Lines of data:

====

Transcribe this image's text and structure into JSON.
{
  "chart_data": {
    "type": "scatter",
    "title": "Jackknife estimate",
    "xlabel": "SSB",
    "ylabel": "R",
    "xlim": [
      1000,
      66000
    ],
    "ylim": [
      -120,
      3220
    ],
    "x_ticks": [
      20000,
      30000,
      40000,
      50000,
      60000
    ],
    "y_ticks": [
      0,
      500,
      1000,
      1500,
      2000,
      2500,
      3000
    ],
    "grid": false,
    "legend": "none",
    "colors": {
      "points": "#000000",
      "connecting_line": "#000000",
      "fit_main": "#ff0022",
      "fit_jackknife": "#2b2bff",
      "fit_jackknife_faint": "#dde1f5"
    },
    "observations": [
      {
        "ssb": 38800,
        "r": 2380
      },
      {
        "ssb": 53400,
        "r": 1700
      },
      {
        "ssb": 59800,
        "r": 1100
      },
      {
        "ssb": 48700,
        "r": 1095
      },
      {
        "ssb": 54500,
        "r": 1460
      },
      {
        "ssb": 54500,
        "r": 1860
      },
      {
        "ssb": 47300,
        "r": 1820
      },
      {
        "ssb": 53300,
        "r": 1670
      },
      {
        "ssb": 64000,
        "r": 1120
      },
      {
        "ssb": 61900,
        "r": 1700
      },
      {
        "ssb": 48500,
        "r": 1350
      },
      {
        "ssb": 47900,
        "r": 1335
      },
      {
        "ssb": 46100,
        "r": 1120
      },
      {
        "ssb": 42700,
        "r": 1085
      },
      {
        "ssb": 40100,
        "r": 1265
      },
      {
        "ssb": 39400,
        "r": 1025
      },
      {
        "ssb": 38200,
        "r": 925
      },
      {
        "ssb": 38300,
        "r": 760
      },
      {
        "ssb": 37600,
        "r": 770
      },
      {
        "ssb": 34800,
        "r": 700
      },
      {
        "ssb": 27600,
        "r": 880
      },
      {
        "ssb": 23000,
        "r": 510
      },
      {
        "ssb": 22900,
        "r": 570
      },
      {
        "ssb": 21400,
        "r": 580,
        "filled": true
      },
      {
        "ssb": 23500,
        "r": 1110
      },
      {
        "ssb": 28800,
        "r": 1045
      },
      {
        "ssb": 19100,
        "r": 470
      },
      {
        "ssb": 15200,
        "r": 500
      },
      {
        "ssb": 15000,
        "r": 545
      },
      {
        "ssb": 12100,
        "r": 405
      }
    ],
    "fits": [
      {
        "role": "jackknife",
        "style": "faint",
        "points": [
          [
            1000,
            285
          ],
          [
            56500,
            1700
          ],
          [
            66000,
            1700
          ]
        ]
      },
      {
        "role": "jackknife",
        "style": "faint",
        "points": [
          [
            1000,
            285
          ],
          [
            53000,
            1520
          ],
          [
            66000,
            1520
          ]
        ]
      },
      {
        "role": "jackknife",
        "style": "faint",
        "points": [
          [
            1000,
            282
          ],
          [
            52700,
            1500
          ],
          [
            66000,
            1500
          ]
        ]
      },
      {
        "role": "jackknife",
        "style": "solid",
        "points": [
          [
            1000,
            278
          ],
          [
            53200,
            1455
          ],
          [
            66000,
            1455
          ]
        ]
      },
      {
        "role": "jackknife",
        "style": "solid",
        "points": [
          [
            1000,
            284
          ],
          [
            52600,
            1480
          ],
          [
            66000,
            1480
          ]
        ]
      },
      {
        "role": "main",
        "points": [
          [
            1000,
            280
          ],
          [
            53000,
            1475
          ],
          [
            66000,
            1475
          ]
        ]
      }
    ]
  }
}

====

● OBJECTIVE: Retype the listing exactly, in full.

● THE OUTPUT:
Transcribe this image's text and structure into JSON.
{
  "chart_data": {
    "type": "scatter",
    "title": "Jackknife estimate",
    "xlabel": "SSB",
    "ylabel": "R",
    "xlim": [
      1000,
      66000
    ],
    "ylim": [
      -120,
      3220
    ],
    "x_ticks": [
      20000,
      30000,
      40000,
      50000,
      60000
    ],
    "y_ticks": [
      0,
      500,
      1000,
      1500,
      2000,
      2500,
      3000
    ],
    "grid": false,
    "legend": "none",
    "colors": {
      "points": "#000000",
      "connecting_line": "#000000",
      "fit_main": "#ff0022",
      "fit_jackknife": "#2b2bff",
      "fit_jackknife_faint": "#dde1f5"
    },
    "observations": [
      {
        "ssb": 38800,
        "r": 2380
      },
      {
        "ssb": 53400,
        "r": 1700
      },
      {
        "ssb": 59800,
        "r": 1100
      },
      {
        "ssb": 48700,
        "r": 1095
      },
      {
        "ssb": 54500,
        "r": 1460
      },
      {
        "ssb": 54500,
        "r": 1860
      },
      {
        "ssb": 47300,
        "r": 1820
      },
      {
        "ssb": 53300,
        "r": 1670
      },
      {
        "ssb": 64000,
        "r": 1120
      },
      {
        "ssb": 61900,
        "r": 1700
      },
      {
        "ssb": 48500,
        "r": 1350
      },
      {
        "ssb": 47900,
        "r": 1335
      },
      {
        "ssb": 46100,
        "r": 1120
      },
      {
        "ssb": 42700,
        "r": 1085
      },
      {
        "ssb": 40100,
        "r": 1265
      },
      {
        "ssb": 39400,
        "r": 1025
      },
      {
        "ssb": 38200,
        "r": 925
      },
      {
        "ssb": 38300,
        "r": 760
      },
      {
        "ssb": 37600,
        "r": 770
      },
      {
        "ssb": 34800,
        "r": 700
      },
      {
        "ssb": 27600,
        "r": 880
      },
      {
        "ssb": 23000,
        "r": 510
      },
      {
        "ssb": 22900,
        "r": 570
      },
      {
        "ssb": 21400,
        "r": 580,
        "filled": true
      },
      {
        "ssb": 23500,
        "r": 1110
      },
      {
        "ssb": 28800,
        "r": 1045
      },
      {
        "ssb": 19100,
        "r": 470
      },
      {
        "ssb": 15200,
        "r": 500
      },
      {
        "ssb": 15000,
        "r": 545
      },
      {
        "ssb": 12100,
        "r": 405
      }
    ],
    "fits": [
      {
        "role": "jackknife",
        "style": "faint",
        "points": [
          [
            1000,
            285
          ],
          [
            56500,
            1700
          ],
          [
            66000,
            1700
          ]
        ]
      },
      {
        "role": "jackknife",
        "style": "faint",
        "points": [
          [
            1000,
            285
          ],
          [
            53000,
            1520
          ],
          [
            66000,
            1520
          ]
        ]
      },
      {
        "role": "jackknife",
        "style": "faint",
        "points": [
          [
            1000,
            282
          ],
          [
            52700,
            1500
          ],
          [
            66000,
            1500
          ]
        ]
      },
      {
        "role": "jackknife",
        "style": "solid",
        "points": [
          [
            1000,
            278
          ],
          [
            53200,
            1455
          ],
          [
            66000,
            1455
          ]
        ]
      },
      {
        "role": "jackknife",
        "style": "solid",
        "points": [
          [
            1000,
            284
          ],
          [
            52600,
            1480
          ],
          [
            66000,
            1480
          ]
        ]
      },
      {
        "role": "main",
        "points": [
          [
            1000,
            280
          ],
          [
            53000,
            1475
          ],
          [
            66000,
            1475
          ]
        ]
      }
    ]
  }
}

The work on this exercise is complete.